Extracts from a graphics dataset

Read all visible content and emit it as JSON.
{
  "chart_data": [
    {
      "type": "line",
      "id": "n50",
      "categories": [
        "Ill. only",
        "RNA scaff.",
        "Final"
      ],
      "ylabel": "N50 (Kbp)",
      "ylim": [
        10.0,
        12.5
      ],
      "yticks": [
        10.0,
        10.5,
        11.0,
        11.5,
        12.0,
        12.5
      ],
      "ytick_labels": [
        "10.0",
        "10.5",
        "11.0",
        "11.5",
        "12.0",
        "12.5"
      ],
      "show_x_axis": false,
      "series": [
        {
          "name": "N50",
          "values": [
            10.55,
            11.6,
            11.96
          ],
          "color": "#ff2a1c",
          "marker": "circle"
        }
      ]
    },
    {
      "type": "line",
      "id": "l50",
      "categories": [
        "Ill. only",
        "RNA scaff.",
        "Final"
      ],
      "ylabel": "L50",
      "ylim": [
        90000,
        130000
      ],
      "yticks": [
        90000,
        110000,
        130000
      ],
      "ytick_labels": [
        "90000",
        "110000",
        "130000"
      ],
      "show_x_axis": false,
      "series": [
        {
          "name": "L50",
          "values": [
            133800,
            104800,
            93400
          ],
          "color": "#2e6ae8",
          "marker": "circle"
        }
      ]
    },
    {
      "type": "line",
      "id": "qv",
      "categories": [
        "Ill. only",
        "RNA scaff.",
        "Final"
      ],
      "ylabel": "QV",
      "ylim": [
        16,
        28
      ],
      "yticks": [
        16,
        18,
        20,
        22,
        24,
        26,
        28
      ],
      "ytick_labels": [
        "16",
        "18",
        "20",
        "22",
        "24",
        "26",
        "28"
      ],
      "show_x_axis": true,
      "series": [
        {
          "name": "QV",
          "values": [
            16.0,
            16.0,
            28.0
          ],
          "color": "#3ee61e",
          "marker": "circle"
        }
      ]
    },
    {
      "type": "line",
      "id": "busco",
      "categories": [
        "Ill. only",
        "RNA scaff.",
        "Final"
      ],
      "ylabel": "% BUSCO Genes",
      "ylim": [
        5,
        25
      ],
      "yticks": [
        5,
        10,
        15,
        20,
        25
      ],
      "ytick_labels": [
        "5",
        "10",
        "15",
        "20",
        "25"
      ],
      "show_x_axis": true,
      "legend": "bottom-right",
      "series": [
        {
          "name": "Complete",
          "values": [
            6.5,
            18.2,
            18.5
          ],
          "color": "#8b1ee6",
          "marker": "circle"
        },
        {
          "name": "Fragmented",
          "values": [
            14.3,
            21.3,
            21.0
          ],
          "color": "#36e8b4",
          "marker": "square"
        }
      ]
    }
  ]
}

Exercise prompt: Take the lines above and retype all of them exactly.

Result:
Read all visible content and emit it as JSON.
{
  "chart_data": [
    {
      "type": "line",
      "id": "n50",
      "categories": [
        "Ill. only",
        "RNA scaff.",
        "Final"
      ],
      "ylabel": "N50 (Kbp)",
      "ylim": [
        10.0,
        12.5
      ],
      "yticks": [
        10.0,
        10.5,
        11.0,
        11.5,
        12.0,
        12.5
      ],
      "ytick_labels": [
        "10.0",
        "10.5",
        "11.0",
        "11.5",
        "12.0",
        "12.5"
      ],
      "show_x_axis": false,
      "series": [
        {
          "name": "N50",
          "values": [
            10.55,
            11.6,
            11.96
          ],
          "color": "#ff2a1c",
          "marker": "circle"
        }
      ]
    },
    {
      "type": "line",
      "id": "l50",
      "categories": [
        "Ill. only",
        "RNA scaff.",
        "Final"
      ],
      "ylabel": "L50",
      "ylim": [
        90000,
        130000
      ],
      "yticks": [
        90000,
        110000,
        130000
      ],
      "ytick_labels": [
        "90000",
        "110000",
        "130000"
      ],
      "show_x_axis": false,
      "series": [
        {
          "name": "L50",
          "values": [
            133800,
            104800,
            93400
          ],
          "color": "#2e6ae8",
          "marker": "circle"
        }
      ]
    },
    {
      "type": "line",
      "id": "qv",
      "categories": [
        "Ill. only",
        "RNA scaff.",
        "Final"
      ],
      "ylabel": "QV",
      "ylim": [
        16,
        28
      ],
      "yticks": [
        16,
        18,
        20,
        22,
        24,
        26,
        28
      ],
      "ytick_labels": [
        "16",
        "18",
        "20",
        "22",
        "24",
        "26",
        "28"
      ],
      "show_x_axis": true,
      "series": [
        {
          "name": "QV",
          "values": [
            16.0,
            16.0,
            28.0
          ],
          "color": "#3ee61e",
          "marker": "circle"
        }
      ]
    },
    {
      "type": "line",
      "id": "busco",
      "categories": [
        "Ill. only",
        "RNA scaff.",
        "Final"
      ],
      "ylabel": "% BUSCO Genes",
      "ylim": [
        5,
        25
      ],
      "yticks": [
        5,
        10,
        15,
        20,
        25
      ],
      "ytick_labels": [
        "5",
        "10",
        "15",
        "20",
        "25"
      ],
      "show_x_axis": true,
      "legend": "bottom-right",
      "series": [
        {
          "name": "Complete",
          "values": [
            6.5,
            18.2,
            18.5
          ],
          "color": "#8b1ee6",
          "marker": "circle"
        },
        {
          "name": "Fragmented",
          "values": [
            14.3,
            21.3,
            21.0
          ],
          "color": "#36e8b4",
          "marker": "square"
        }
      ]
    }
  ]
}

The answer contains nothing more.